• Required work
From the listing below, return each line that includes "title".

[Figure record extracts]
--------

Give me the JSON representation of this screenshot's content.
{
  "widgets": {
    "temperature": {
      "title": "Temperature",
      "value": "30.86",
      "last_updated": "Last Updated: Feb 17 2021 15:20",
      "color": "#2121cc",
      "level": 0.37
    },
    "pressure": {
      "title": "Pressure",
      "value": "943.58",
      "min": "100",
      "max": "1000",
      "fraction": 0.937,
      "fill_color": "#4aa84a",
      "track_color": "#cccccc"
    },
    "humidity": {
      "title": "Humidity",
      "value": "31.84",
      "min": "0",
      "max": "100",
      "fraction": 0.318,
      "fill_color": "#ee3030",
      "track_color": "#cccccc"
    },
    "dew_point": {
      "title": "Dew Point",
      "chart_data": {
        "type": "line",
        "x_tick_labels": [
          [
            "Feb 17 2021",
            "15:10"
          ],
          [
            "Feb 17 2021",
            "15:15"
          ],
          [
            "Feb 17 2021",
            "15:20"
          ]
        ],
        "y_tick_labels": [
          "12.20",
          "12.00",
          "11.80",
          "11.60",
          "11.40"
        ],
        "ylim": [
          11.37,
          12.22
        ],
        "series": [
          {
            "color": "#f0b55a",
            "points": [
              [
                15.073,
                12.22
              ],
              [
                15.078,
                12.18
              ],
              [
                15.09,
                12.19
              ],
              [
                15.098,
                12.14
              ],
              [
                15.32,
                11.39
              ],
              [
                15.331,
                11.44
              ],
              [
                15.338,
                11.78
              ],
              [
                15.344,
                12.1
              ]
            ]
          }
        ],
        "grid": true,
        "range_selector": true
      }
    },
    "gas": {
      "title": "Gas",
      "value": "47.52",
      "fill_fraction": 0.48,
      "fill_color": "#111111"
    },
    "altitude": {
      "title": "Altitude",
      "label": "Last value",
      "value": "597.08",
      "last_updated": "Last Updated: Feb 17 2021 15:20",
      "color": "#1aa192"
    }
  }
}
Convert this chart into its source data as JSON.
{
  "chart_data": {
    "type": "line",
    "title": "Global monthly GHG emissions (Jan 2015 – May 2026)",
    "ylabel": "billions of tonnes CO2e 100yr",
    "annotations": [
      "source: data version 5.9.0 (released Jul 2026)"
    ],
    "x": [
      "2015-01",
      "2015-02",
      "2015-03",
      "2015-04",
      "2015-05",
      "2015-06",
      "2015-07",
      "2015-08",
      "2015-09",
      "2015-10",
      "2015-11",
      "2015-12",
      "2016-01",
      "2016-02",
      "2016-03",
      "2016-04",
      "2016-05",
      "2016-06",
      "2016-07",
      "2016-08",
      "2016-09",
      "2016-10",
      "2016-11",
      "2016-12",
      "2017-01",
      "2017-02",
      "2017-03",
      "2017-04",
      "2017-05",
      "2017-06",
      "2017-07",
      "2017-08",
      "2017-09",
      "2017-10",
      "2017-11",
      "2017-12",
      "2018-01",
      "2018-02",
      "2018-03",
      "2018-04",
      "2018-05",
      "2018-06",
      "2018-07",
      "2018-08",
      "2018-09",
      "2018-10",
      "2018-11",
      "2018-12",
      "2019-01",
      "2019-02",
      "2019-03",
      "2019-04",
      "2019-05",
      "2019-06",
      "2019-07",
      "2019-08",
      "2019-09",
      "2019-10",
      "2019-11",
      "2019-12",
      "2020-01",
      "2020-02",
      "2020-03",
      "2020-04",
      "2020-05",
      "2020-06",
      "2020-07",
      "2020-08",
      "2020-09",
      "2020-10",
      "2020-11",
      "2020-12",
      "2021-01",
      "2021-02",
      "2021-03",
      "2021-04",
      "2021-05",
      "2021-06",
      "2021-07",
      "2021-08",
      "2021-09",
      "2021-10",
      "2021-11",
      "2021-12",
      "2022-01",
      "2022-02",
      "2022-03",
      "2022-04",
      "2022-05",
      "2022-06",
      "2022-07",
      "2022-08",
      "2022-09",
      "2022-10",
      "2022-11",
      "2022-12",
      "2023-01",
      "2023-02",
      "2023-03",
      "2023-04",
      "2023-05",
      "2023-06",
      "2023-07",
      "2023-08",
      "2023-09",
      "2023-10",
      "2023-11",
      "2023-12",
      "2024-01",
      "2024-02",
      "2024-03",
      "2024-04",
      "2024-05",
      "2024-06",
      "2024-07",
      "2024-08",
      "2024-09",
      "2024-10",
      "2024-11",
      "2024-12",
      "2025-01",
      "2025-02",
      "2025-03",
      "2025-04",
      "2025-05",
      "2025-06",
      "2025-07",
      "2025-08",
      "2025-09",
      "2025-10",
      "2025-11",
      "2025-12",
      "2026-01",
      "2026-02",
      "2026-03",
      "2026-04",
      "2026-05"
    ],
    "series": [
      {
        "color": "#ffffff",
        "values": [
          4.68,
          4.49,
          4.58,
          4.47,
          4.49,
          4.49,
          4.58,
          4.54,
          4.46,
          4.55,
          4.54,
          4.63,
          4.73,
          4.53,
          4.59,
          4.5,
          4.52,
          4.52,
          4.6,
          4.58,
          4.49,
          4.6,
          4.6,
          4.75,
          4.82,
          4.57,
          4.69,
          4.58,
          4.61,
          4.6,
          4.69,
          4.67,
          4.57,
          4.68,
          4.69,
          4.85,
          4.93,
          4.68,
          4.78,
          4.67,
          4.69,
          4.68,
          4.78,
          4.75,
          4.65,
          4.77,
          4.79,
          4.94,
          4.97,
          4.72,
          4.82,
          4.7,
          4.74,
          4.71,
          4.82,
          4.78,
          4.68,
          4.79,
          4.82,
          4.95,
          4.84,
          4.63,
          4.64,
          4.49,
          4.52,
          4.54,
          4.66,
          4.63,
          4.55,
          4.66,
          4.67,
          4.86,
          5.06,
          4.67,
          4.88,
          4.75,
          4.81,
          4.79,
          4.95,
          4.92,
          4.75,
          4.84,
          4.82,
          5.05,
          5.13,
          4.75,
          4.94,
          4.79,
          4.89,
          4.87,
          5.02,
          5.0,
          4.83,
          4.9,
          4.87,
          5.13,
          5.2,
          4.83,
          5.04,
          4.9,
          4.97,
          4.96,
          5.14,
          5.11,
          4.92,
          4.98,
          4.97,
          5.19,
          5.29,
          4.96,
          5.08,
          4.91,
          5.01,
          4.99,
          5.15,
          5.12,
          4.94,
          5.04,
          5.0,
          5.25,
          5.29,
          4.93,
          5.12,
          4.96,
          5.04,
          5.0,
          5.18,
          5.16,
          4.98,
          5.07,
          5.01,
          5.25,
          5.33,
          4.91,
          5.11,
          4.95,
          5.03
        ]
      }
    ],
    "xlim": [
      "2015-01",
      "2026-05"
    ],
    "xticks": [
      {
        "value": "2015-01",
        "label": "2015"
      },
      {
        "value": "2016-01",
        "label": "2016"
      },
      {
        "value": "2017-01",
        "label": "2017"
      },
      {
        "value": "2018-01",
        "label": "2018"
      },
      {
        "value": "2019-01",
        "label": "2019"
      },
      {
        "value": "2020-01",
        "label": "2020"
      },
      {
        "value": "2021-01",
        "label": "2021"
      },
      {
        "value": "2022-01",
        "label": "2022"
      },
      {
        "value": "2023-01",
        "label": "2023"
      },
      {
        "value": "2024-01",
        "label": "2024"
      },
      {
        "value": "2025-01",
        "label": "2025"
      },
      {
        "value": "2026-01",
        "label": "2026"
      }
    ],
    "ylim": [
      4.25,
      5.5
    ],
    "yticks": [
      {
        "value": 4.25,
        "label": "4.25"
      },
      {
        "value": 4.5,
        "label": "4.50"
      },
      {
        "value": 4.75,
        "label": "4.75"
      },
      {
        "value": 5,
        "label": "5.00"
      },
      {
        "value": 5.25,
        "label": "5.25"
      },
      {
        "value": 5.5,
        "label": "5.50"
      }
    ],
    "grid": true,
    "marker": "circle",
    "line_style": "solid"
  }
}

--------

• Finished exercise
      "title": "Temperature",
      "title": "Pressure",
      "title": "Humidity",
      "title": "Dew Point",
      "title": "Gas",
      "title": "Altitude",
    "title": "Global monthly GHG emissions (Jan 2015 – May 2026)",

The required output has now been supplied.